== Excerpt ==
★ ★ ★ ★ ★ ★ ★

Edit: I have changed this answer significantly because my original answer which was accepted was for a slightly different question and, not to mention, incorrect. I have (hopefully) fixed all errors.
Unfortunately, a negative binomial distribution is unlikely to be helpful here because it doesn’t account for the number of times “in a row” that an event occurs, only the total amount of times that it does. To take that into account, we treat this experiment as an absorbing Markov chain with transition matrix,
$$\begin{pmatrix}
5/6 & 1/6 & 0 & 0 & 0 \\
5/6 & 0 & 1/6 & 0 & 0 \\
5/6 & 0 & 0 & 1/6 & 0 \\
5/6 & 0 & 0 & 0 & 1/6 \\
0 & 0 & 0 & 0 & 1
\end{pmatrix}.$$
The $(i,j)$-entry of this matrix tells us the probability that the next trial will put us in state $q_{j - 1}$ given that the current trial is in state $q_{i - 1}$ where
$$q_k = \begin{cases}
\text{“the current streak of $1$’s is $k$”}, & 0 \leq k \leq 3 \\
\text{“the current streak of $1$’s is $4$, or the experiment has ended”}, & k = 4
\end{cases}.$$
Now, the thing about state $q_4$ is that the experiment stops when we hit a streak of four $1$’s in a row; it’s a way of keeping track that we’ve hit the end of the experiment, i.e., $q_4$ is our absorbing state. The other entry probabilities are intuitive: at any step we could roll a $1$ with probability $1/6$, and that increases our streak by $1$, bringing us to next state; or we could not roll a $1$ with probability $5/6$, and that takes our streak back down to $0$. However, once we reach $q_4$ for the first time, the experiment is over and will remain in state $q_4$ with probability $1$.

★ ★ ★ ★ ★ ★ ★

== Data excerpts ==
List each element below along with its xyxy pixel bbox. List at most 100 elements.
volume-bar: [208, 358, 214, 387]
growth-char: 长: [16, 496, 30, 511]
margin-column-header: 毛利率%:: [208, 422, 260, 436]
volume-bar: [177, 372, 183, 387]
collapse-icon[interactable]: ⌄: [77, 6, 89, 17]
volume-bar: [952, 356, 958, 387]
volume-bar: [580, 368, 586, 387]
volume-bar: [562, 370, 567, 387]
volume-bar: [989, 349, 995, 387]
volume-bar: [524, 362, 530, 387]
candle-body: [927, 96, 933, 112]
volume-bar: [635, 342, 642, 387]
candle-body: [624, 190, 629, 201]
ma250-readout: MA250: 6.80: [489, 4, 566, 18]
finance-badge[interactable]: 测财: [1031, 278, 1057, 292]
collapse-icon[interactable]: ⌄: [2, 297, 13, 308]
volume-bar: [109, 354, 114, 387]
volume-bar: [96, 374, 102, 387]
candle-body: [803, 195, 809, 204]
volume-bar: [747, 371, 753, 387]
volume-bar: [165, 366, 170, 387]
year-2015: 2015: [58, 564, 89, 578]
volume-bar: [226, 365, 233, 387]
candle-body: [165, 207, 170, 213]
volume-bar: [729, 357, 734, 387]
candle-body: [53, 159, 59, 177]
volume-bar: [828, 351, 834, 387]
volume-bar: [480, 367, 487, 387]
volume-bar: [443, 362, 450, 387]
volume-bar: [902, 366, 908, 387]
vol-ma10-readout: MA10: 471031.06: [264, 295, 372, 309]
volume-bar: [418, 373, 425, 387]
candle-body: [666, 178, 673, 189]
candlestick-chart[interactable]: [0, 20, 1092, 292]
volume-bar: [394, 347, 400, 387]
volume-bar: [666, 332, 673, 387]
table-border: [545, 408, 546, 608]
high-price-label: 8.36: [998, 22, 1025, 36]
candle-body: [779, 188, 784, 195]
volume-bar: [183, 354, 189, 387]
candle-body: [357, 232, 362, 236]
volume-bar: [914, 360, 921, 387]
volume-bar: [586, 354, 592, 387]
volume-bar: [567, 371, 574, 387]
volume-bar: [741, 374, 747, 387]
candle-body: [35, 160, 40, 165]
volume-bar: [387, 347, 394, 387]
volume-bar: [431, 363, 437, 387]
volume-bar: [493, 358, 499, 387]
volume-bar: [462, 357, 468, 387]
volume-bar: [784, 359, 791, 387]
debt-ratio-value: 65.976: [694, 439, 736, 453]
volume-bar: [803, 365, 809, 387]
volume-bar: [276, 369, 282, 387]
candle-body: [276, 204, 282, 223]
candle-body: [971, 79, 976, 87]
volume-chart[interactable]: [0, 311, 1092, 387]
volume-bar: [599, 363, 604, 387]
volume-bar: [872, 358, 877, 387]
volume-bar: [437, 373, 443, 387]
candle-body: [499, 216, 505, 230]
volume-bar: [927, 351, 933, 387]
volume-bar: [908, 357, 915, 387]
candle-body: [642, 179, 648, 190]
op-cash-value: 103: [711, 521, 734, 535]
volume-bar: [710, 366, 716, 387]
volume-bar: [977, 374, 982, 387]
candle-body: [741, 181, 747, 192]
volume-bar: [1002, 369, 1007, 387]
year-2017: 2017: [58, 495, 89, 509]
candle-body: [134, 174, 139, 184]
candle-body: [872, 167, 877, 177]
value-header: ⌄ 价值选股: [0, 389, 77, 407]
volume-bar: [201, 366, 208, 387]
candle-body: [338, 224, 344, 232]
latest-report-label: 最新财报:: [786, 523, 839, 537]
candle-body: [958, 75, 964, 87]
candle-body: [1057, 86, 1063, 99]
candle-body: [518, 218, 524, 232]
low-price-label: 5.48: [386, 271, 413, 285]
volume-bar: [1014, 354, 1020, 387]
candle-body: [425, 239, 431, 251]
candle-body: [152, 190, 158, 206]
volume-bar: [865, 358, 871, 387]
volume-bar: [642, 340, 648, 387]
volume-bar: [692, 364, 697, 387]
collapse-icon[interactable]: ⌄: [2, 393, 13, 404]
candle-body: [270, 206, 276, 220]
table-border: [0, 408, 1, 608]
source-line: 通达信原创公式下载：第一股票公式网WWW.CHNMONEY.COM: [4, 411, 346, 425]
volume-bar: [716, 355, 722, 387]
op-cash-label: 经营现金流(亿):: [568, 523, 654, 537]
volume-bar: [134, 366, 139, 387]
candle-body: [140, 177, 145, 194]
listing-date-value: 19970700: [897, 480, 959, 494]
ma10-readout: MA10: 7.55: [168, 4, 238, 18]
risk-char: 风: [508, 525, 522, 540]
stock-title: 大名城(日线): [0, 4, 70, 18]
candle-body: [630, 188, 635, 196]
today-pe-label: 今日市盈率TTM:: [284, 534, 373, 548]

★ ★ ★ ★ ★ ★ ★

== Instructions for the task ==
Please rewrite the paragraph of the dice-streak explanation that begins "Now, the thing about state $q_4$" as a short bulleted list that keeps its main facts. Work from the text alone, not from the records.

== Answer to this problem ==
- $q_4$ is the absorbing state. It records that the experiment has ended, which happens once there is a streak of four $1$'s in a row.
- At any step, rolling a $1$ (probability $1/6$) raises the streak by $1$ and moves to the next state.
- Not rolling a $1$ (probability $5/6$) drops the streak back to $0$.
- Once $q_4$ is reached for the first time, the experiment is over and stays in $q_4$ with probability $1$.